_Required task_: Provide a single number: the count of lines containing the string "中信期货研究部".

_Dataset_:
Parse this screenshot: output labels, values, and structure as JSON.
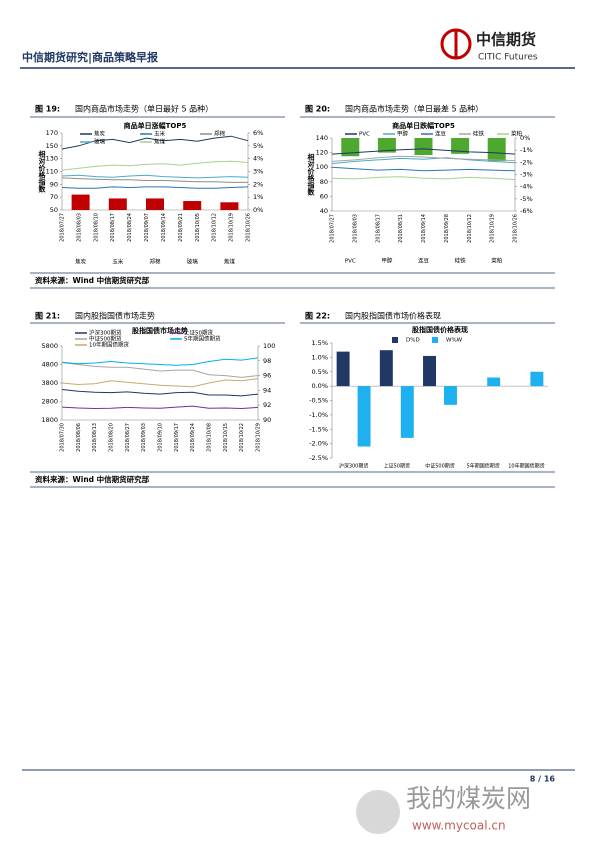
{
  "header": {
    "title": "中信期货研究|商品策略早报",
    "logo_cn": "中信期货",
    "logo_en": "CITIC Futures"
  },
  "figures": [
    {
      "number": "图 19:",
      "caption": "国内商品市场走势（单日最好 5 品种）"
    },
    {
      "number": "图 20:",
      "caption": "国内商品市场走势（单日最差 5 品种）"
    },
    {
      "number": "图 21:",
      "caption": "国内股指国债市场走势"
    },
    {
      "number": "图 22:",
      "caption": "国内股指国债市场价格表现"
    }
  ],
  "sources": [
    "资料来源：Wind 中信期货研究部",
    "资料来源：Wind 中信期货研究部"
  ],
  "footer": {
    "page": "8 / 16"
  },
  "watermark": {
    "text": "我的煤炭网",
    "url": "www.mycoal.cn"
  },
  "chart_data": [
    {
      "type": "line",
      "title": "商品单日涨幅TOP5",
      "ylabel": "相对价格指数",
      "x": [
        "2018/07/27",
        "2018/08/03",
        "2018/08/10",
        "2018/08/17",
        "2018/08/24",
        "2018/09/07",
        "2018/09/14",
        "2018/09/21",
        "2018/10/05",
        "2018/10/12",
        "2018/10/19",
        "2018/10/26"
      ],
      "series": [
        {
          "name": "焦炭",
          "color": "#1f3864",
          "values": [
            145,
            150,
            158,
            160,
            155,
            162,
            158,
            160,
            157,
            162,
            165,
            158
          ]
        },
        {
          "name": "玉米",
          "color": "#2e75b6",
          "values": [
            85,
            84,
            84,
            86,
            85,
            86,
            86,
            85,
            84,
            84,
            85,
            86
          ]
        },
        {
          "name": "郑棉",
          "color": "#8c8c8c",
          "values": [
            100,
            99,
            98,
            97,
            97,
            96,
            96,
            95,
            94,
            94,
            93,
            93
          ]
        },
        {
          "name": "玻璃",
          "color": "#4bacc6",
          "values": [
            103,
            104,
            102,
            101,
            103,
            104,
            102,
            101,
            100,
            101,
            102,
            101
          ]
        },
        {
          "name": "焦煤",
          "color": "#a9d18e",
          "values": [
            112,
            115,
            118,
            120,
            119,
            121,
            122,
            120,
            123,
            125,
            126,
            124
          ]
        }
      ],
      "bar_categories": [
        "焦炭",
        "玉米",
        "郑棉",
        "玻璃",
        "焦煤"
      ],
      "bar_values": [
        1.2,
        0.9,
        0.9,
        0.7,
        0.6
      ],
      "bar_color": "#c00000",
      "ylim": [
        50,
        170
      ],
      "yticks": [
        50,
        70,
        90,
        110,
        130,
        150,
        170
      ],
      "y2lim": [
        0,
        6
      ],
      "y2ticks": [
        {
          "value": 0,
          "label": "0%"
        },
        {
          "value": 1,
          "label": "1%"
        },
        {
          "value": 2,
          "label": "2%"
        },
        {
          "value": 3,
          "label": "3%"
        },
        {
          "value": 4,
          "label": "4%"
        },
        {
          "value": 5,
          "label": "5%"
        },
        {
          "value": 6,
          "label": "6%"
        }
      ]
    },
    {
      "type": "line",
      "title": "商品单日跌幅TOP5",
      "ylabel": "相对价格指数",
      "x": [
        "2018/07/27",
        "2018/08/03",
        "2018/08/17",
        "2018/08/31",
        "2018/09/14",
        "2018/09/28",
        "2018/10/12",
        "2018/10/19",
        "2018/10/26"
      ],
      "series": [
        {
          "name": "PVC",
          "color": "#1f3864",
          "values": [
            118,
            120,
            122,
            124,
            125,
            123,
            121,
            120,
            118
          ]
        },
        {
          "name": "甲醇",
          "color": "#4bacc6",
          "values": [
            105,
            108,
            110,
            112,
            111,
            113,
            110,
            108,
            106
          ]
        },
        {
          "name": "连豆",
          "color": "#2e75b6",
          "values": [
            100,
            98,
            96,
            97,
            95,
            96,
            97,
            96,
            95
          ]
        },
        {
          "name": "硅铁",
          "color": "#a5a5a5",
          "values": [
            108,
            110,
            113,
            115,
            114,
            112,
            111,
            110,
            109
          ]
        },
        {
          "name": "菜粕",
          "color": "#a9d18e",
          "values": [
            85,
            84,
            86,
            87,
            85,
            84,
            86,
            85,
            83
          ]
        }
      ],
      "bar_categories": [
        "PVC",
        "甲醇",
        "连豆",
        "硅铁",
        "菜粕"
      ],
      "bar_values": [
        -1.5,
        -1.2,
        -1.4,
        -1.3,
        -1.9
      ],
      "bar_color": "#4ea72e",
      "ylim": [
        40,
        140
      ],
      "yticks": [
        40,
        60,
        80,
        100,
        120,
        140
      ],
      "y2lim": [
        -6,
        0
      ],
      "y2ticks": [
        {
          "value": -6,
          "label": "-6%"
        },
        {
          "value": -5,
          "label": "-5%"
        },
        {
          "value": -4,
          "label": "-4%"
        },
        {
          "value": -3,
          "label": "-3%"
        },
        {
          "value": -2,
          "label": "-2%"
        },
        {
          "value": -1,
          "label": "-1%"
        },
        {
          "value": 0,
          "label": "0%"
        }
      ]
    },
    {
      "type": "line",
      "title": "股指国债市场走势",
      "x": [
        "2018/07/30",
        "2018/08/06",
        "2018/08/13",
        "2018/08/20",
        "2018/08/27",
        "2018/09/03",
        "2018/09/10",
        "2018/09/17",
        "2018/09/24",
        "2018/10/08",
        "2018/10/15",
        "2018/10/22",
        "2018/10/29"
      ],
      "series": [
        {
          "name": "沪深300期货",
          "color": "#1f3864",
          "values": [
            3450,
            3350,
            3300,
            3280,
            3320,
            3250,
            3200,
            3280,
            3300,
            3150,
            3150,
            3100,
            3200
          ]
        },
        {
          "name": "上证50期货",
          "color": "#7030a0",
          "values": [
            2500,
            2450,
            2420,
            2430,
            2480,
            2450,
            2430,
            2500,
            2550,
            2430,
            2450,
            2420,
            2480
          ]
        },
        {
          "name": "中证500期货",
          "color": "#a5a5a5",
          "values": [
            4900,
            4800,
            4700,
            4650,
            4650,
            4550,
            4450,
            4500,
            4500,
            4250,
            4200,
            4100,
            4200
          ]
        },
        {
          "name": "5年期国债期货",
          "color": "#00b0f0",
          "axis": "y2",
          "values": [
            97.8,
            97.6,
            97.7,
            97.9,
            97.7,
            97.6,
            97.5,
            97.4,
            97.5,
            97.9,
            98.2,
            98.1,
            98.4
          ]
        },
        {
          "name": "10年期国债期货",
          "color": "#c9a96e",
          "axis": "y2",
          "values": [
            95.0,
            94.8,
            94.9,
            95.3,
            95.1,
            94.9,
            94.7,
            94.6,
            94.5,
            95.0,
            95.4,
            95.3,
            95.6
          ]
        }
      ],
      "ylim": [
        1800,
        5800
      ],
      "yticks": [
        1800,
        2800,
        3800,
        4800,
        5800
      ],
      "y2lim": [
        90,
        100
      ],
      "y2ticks": [
        90,
        92,
        94,
        96,
        98,
        100
      ]
    },
    {
      "type": "bar",
      "title": "股指国债价格表现",
      "categories": [
        "沪深300期货",
        "上证50期货",
        "中证500期货",
        "5年期国债期货",
        "10年期国债期货"
      ],
      "series": [
        {
          "name": "D%D",
          "color": "#1f3864",
          "values": [
            1.2,
            1.25,
            1.05,
            0,
            0
          ]
        },
        {
          "name": "W%W",
          "color": "#1fb0f0",
          "values": [
            -2.1,
            -1.8,
            -0.65,
            0.3,
            0.5
          ]
        }
      ],
      "ylim": [
        -2.5,
        1.5
      ],
      "yticks": [
        {
          "value": -2.5,
          "label": "-2.5%"
        },
        {
          "value": -2,
          "label": "-2.0%"
        },
        {
          "value": -1.5,
          "label": "-1.5%"
        },
        {
          "value": -1,
          "label": "-1.0%"
        },
        {
          "value": -0.5,
          "label": "-0.5%"
        },
        {
          "value": 0,
          "label": "0.0%"
        },
        {
          "value": 0.5,
          "label": "0.5%"
        },
        {
          "value": 1,
          "label": "1.0%"
        },
        {
          "value": 1.5,
          "label": "1.5%"
        }
      ]
    }
  ]
}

_Written response_: 2